**EXERCISE AIM**
Restate the records that follow word for word; no pictures should appear.
----- DATA TO USE -----
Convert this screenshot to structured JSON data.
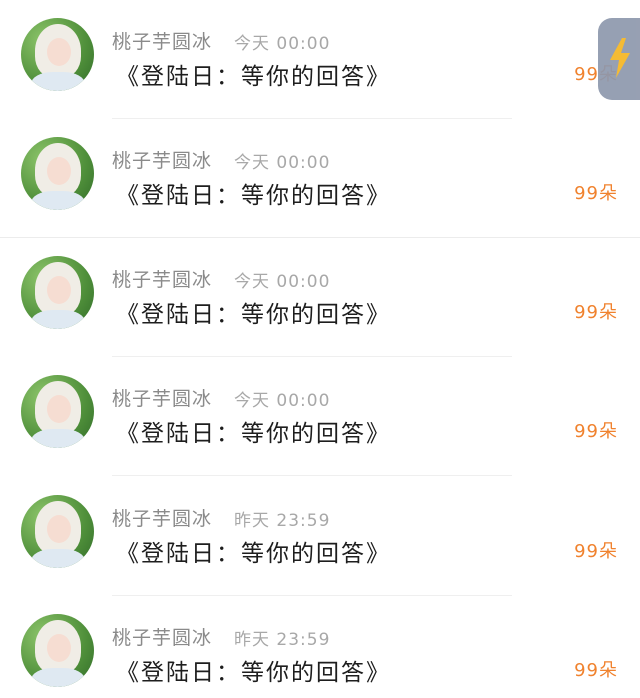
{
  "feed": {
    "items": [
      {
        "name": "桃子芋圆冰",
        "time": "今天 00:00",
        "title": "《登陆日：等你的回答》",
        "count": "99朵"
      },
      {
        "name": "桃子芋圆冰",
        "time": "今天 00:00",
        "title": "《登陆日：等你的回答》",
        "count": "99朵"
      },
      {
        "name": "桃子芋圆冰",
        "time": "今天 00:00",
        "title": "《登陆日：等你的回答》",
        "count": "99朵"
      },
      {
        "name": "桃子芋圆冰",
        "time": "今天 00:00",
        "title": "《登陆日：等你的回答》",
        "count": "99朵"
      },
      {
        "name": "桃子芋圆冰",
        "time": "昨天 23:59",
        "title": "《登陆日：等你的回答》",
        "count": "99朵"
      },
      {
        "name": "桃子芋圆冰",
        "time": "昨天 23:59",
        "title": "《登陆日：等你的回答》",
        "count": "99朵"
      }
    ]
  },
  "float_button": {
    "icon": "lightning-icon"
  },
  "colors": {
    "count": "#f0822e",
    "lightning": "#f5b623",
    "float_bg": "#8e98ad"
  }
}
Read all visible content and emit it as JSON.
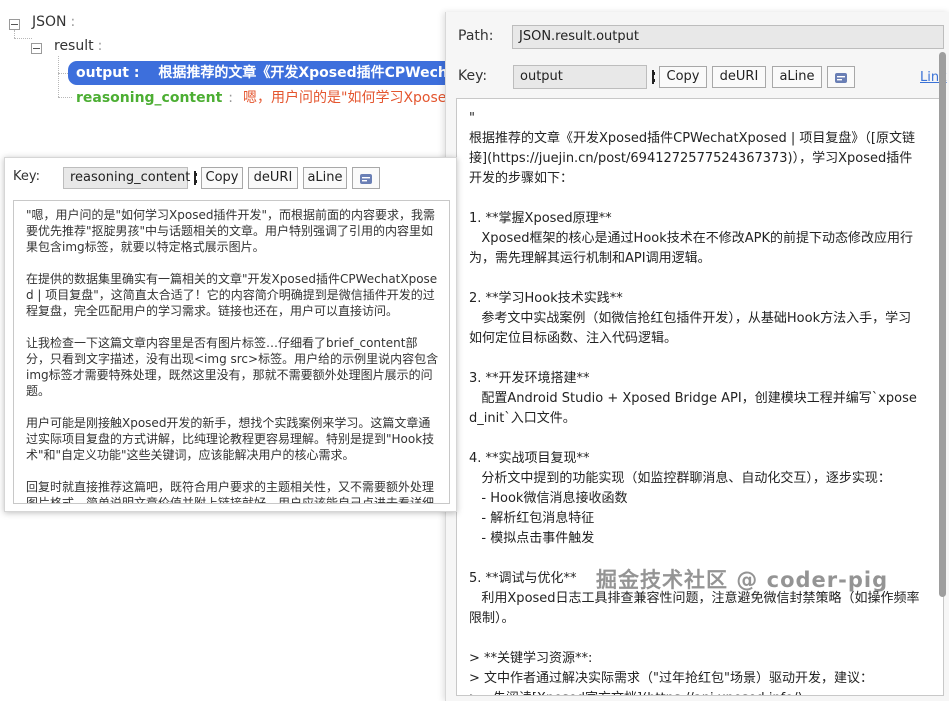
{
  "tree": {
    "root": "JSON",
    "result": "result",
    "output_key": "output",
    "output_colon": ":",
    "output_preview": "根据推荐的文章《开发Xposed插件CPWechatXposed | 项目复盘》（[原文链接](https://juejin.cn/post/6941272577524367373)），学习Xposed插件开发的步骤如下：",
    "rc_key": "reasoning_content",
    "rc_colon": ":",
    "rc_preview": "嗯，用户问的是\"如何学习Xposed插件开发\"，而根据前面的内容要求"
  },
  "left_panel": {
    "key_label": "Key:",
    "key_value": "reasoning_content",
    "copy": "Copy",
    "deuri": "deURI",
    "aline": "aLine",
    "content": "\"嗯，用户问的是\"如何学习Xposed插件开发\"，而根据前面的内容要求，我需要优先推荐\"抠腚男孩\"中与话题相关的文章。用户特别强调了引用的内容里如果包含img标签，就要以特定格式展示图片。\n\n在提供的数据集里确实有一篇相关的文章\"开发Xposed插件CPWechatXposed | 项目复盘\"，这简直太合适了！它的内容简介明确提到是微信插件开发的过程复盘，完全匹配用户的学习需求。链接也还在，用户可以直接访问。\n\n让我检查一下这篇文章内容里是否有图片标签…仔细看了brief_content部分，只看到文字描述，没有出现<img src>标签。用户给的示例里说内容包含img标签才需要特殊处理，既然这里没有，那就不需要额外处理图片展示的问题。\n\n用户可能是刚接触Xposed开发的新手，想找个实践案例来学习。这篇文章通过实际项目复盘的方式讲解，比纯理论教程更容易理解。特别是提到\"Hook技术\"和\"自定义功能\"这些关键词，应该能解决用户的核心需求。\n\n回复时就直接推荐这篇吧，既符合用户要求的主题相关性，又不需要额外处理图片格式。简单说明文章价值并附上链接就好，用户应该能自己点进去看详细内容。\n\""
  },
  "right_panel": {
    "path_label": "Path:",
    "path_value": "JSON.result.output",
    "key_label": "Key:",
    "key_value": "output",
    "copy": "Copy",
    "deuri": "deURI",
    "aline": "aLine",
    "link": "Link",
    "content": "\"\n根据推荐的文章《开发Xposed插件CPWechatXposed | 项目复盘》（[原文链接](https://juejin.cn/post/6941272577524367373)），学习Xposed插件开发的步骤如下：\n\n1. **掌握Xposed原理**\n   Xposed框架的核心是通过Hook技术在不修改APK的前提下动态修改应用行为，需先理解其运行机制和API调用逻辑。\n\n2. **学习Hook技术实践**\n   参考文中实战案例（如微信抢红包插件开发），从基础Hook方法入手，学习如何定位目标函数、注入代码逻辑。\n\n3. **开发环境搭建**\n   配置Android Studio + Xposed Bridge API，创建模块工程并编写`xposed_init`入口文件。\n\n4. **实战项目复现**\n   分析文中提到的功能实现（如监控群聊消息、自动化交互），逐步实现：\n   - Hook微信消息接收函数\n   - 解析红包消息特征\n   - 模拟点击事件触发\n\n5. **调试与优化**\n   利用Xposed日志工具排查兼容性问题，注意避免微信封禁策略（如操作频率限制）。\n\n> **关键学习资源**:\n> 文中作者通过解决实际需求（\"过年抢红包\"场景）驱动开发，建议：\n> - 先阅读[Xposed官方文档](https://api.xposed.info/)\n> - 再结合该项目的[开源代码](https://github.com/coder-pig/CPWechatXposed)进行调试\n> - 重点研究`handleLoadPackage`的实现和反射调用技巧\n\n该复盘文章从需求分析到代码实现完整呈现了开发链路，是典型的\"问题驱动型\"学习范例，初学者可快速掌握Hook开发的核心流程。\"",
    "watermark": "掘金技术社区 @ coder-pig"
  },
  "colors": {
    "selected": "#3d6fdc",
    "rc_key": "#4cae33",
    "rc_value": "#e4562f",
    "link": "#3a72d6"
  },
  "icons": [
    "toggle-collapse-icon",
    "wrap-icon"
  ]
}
-----
**COMPLETE RESPONSE**
Convert this screenshot to structured JSON data.
{
  "feed": {
    "items": [
      {
        "name": "桃子芋圆冰",
        "time": "今天 00:00",
        "title": "《登陆日：等你的回答》",
        "count": "99朵"
      },
      {
        "name": "桃子芋圆冰",
        "time": "今天 00:00",
        "title": "《登陆日：等你的回答》",
        "count": "99朵"
      },
      {
        "name": "桃子芋圆冰",
        "time": "今天 00:00",
        "title": "《登陆日：等你的回答》",
        "count": "99朵"
      },
      {
        "name": "桃子芋圆冰",
        "time": "今天 00:00",
        "title": "《登陆日：等你的回答》",
        "count": "99朵"
      },
      {
        "name": "桃子芋圆冰",
        "time": "昨天 23:59",
        "title": "《登陆日：等你的回答》",
        "count": "99朵"
      },
      {
        "name": "桃子芋圆冰",
        "time": "昨天 23:59",
        "title": "《登陆日：等你的回答》",
        "count": "99朵"
      }
    ]
  },
  "float_button": {
    "icon": "lightning-icon"
  },
  "colors": {
    "count": "#f0822e",
    "lightning": "#f5b623",
    "float_bg": "#8e98ad"
  }
}
Read all visible content and emit it as JSON.
{
  "tree": {
    "root": "JSON",
    "result": "result",
    "output_key": "output",
    "output_colon": ":",
    "output_preview": "根据推荐的文章《开发Xposed插件CPWechatXposed | 项目复盘》（[原文链接](https://juejin.cn/post/6941272577524367373)），学习Xposed插件开发的步骤如下：",
    "rc_key": "reasoning_content",
    "rc_colon": ":",
    "rc_preview": "嗯，用户问的是\"如何学习Xposed插件开发\"，而根据前面的内容要求"
  },
  "left_panel": {
    "key_label": "Key:",
    "key_value": "reasoning_content",
    "copy": "Copy",
    "deuri": "deURI",
    "aline": "aLine",
    "content": "\"嗯，用户问的是\"如何学习Xposed插件开发\"，而根据前面的内容要求，我需要优先推荐\"抠腚男孩\"中与话题相关的文章。用户特别强调了引用的内容里如果包含img标签，就要以特定格式展示图片。\n\n在提供的数据集里确实有一篇相关的文章\"开发Xposed插件CPWechatXposed | 项目复盘\"，这简直太合适了！它的内容简介明确提到是微信插件开发的过程复盘，完全匹配用户的学习需求。链接也还在，用户可以直接访问。\n\n让我检查一下这篇文章内容里是否有图片标签…仔细看了brief_content部分，只看到文字描述，没有出现<img src>标签。用户给的示例里说内容包含img标签才需要特殊处理，既然这里没有，那就不需要额外处理图片展示的问题。\n\n用户可能是刚接触Xposed开发的新手，想找个实践案例来学习。这篇文章通过实际项目复盘的方式讲解，比纯理论教程更容易理解。特别是提到\"Hook技术\"和\"自定义功能\"这些关键词，应该能解决用户的核心需求。\n\n回复时就直接推荐这篇吧，既符合用户要求的主题相关性，又不需要额外处理图片格式。简单说明文章价值并附上链接就好，用户应该能自己点进去看详细内容。\n\""
  },
  "right_panel": {
    "path_label": "Path:",
    "path_value": "JSON.result.output",
    "key_label": "Key:",
    "key_value": "output",
    "copy": "Copy",
    "deuri": "deURI",
    "aline": "aLine",
    "link": "Link",
    "content": "\"\n根据推荐的文章《开发Xposed插件CPWechatXposed | 项目复盘》（[原文链接](https://juejin.cn/post/6941272577524367373)），学习Xposed插件开发的步骤如下：\n\n1. **掌握Xposed原理**\n   Xposed框架的核心是通过Hook技术在不修改APK的前提下动态修改应用行为，需先理解其运行机制和API调用逻辑。\n\n2. **学习Hook技术实践**\n   参考文中实战案例（如微信抢红包插件开发），从基础Hook方法入手，学习如何定位目标函数、注入代码逻辑。\n\n3. **开发环境搭建**\n   配置Android Studio + Xposed Bridge API，创建模块工程并编写`xposed_init`入口文件。\n\n4. **实战项目复现**\n   分析文中提到的功能实现（如监控群聊消息、自动化交互），逐步实现：\n   - Hook微信消息接收函数\n   - 解析红包消息特征\n   - 模拟点击事件触发\n\n5. **调试与优化**\n   利用Xposed日志工具排查兼容性问题，注意避免微信封禁策略（如操作频率限制）。\n\n> **关键学习资源**:\n> 文中作者通过解决实际需求（\"过年抢红包\"场景）驱动开发，建议：\n> - 先阅读[Xposed官方文档](https://api.xposed.info/)\n> - 再结合该项目的[开源代码](https://github.com/coder-pig/CPWechatXposed)进行调试\n> - 重点研究`handleLoadPackage`的实现和反射调用技巧\n\n该复盘文章从需求分析到代码实现完整呈现了开发链路，是典型的\"问题驱动型\"学习范例，初学者可快速掌握Hook开发的核心流程。\"",
    "watermark": "掘金技术社区 @ coder-pig"
  },
  "colors": {
    "selected": "#3d6fdc",
    "rc_key": "#4cae33",
    "rc_value": "#e4562f",
    "link": "#3a72d6"
  },
  "icons": [
    "toggle-collapse-icon",
    "wrap-icon"
  ]
}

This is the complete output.